[Provided entries]

⁂

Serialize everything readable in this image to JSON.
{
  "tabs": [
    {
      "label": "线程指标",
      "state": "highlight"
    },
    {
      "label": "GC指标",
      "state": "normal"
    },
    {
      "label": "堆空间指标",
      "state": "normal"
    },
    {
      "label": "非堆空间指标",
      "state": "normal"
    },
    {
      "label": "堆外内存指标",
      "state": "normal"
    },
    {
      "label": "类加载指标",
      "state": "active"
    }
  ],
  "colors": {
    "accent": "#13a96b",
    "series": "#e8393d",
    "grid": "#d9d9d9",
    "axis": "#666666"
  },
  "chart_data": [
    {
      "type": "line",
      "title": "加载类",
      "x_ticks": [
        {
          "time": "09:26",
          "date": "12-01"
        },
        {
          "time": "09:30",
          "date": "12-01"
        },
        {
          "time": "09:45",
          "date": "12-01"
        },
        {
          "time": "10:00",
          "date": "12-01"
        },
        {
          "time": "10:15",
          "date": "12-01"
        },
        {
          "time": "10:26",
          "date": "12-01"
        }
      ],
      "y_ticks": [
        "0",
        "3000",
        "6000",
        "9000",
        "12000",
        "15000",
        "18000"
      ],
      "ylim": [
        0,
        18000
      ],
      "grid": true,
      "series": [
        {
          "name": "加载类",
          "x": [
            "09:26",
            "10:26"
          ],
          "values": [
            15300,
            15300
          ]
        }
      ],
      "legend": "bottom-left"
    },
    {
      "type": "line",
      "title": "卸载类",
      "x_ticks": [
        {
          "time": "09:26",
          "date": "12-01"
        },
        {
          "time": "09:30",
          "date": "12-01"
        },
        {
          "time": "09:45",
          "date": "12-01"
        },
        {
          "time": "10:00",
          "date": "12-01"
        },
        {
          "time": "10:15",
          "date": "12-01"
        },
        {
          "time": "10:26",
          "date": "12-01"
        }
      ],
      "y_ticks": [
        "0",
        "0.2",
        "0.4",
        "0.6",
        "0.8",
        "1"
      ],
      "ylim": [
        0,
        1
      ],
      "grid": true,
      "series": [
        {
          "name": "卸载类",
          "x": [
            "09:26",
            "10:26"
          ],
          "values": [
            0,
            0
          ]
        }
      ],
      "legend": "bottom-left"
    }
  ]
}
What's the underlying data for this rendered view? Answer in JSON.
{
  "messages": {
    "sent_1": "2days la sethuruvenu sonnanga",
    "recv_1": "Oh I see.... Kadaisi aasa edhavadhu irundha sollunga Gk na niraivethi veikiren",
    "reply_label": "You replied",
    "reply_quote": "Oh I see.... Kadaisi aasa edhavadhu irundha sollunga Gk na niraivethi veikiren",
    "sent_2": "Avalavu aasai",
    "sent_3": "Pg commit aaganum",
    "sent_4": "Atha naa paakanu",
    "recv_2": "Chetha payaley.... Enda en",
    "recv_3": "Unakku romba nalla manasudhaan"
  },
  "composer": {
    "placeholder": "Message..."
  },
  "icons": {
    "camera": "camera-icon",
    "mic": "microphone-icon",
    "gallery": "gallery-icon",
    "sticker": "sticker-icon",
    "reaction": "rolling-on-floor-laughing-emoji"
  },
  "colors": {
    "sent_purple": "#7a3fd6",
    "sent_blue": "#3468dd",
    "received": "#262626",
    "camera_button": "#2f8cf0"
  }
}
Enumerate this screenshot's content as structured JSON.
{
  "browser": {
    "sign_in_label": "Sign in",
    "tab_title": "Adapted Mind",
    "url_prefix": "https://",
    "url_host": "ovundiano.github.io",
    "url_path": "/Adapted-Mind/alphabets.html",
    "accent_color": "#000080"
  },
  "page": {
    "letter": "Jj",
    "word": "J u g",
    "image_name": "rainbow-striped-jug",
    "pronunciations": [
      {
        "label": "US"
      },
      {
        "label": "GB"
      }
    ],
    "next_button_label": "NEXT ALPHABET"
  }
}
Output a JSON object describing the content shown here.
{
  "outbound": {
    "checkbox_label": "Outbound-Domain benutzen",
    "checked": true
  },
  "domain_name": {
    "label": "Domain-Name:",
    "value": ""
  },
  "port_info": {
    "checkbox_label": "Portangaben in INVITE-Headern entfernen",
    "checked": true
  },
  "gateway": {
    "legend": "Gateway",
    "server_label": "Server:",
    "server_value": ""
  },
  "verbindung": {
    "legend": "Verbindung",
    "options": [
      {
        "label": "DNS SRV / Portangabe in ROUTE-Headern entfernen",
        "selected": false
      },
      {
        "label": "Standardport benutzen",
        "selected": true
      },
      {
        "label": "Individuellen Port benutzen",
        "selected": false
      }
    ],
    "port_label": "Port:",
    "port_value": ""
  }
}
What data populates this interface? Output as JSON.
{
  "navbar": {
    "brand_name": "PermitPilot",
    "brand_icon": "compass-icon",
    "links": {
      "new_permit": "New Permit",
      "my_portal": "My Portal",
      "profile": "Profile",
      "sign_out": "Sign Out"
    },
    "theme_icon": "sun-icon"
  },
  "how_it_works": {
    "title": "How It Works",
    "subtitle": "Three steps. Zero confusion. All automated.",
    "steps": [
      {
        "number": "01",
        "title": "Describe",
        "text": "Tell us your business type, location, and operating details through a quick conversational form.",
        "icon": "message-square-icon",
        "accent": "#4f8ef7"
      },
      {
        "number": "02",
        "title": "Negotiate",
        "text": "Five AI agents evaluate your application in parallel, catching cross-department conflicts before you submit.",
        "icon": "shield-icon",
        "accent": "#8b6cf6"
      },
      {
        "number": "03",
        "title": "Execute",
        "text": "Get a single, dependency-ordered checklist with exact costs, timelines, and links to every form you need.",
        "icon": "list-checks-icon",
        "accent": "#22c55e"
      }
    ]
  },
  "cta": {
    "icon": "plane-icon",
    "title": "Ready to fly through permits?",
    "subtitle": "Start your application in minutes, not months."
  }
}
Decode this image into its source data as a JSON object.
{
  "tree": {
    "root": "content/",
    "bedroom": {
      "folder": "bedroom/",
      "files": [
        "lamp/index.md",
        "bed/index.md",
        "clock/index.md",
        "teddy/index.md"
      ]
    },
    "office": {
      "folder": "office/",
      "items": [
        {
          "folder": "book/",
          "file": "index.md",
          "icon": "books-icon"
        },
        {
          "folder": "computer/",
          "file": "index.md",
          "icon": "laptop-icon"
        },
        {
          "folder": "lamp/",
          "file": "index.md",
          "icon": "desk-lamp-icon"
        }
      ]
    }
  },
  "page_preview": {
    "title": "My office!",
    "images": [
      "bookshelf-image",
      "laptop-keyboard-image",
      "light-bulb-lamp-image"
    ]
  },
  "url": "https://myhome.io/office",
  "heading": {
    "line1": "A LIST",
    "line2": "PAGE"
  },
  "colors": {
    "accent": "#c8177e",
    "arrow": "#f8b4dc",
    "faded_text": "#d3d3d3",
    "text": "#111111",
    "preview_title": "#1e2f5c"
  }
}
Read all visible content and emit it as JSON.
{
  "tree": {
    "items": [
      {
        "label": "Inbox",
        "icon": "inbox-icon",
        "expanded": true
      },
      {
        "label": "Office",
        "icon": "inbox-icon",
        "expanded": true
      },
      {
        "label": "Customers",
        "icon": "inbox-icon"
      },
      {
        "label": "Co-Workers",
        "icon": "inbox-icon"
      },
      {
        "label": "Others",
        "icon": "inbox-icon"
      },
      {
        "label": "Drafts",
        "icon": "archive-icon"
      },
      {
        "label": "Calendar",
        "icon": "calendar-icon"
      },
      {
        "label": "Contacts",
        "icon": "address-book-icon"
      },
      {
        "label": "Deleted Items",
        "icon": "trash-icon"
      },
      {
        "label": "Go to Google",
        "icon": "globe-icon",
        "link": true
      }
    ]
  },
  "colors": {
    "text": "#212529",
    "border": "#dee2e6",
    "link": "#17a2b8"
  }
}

⁂

[Work to do] Pick out the lines that contain "form" and copy them.

[Exercise solution]
        "text": "Tell us your business type, location, and operating details through a quick conversational form.",
        "text": "Get a single, dependency-ordered checklist with exact costs, timelines, and links to every form you need.",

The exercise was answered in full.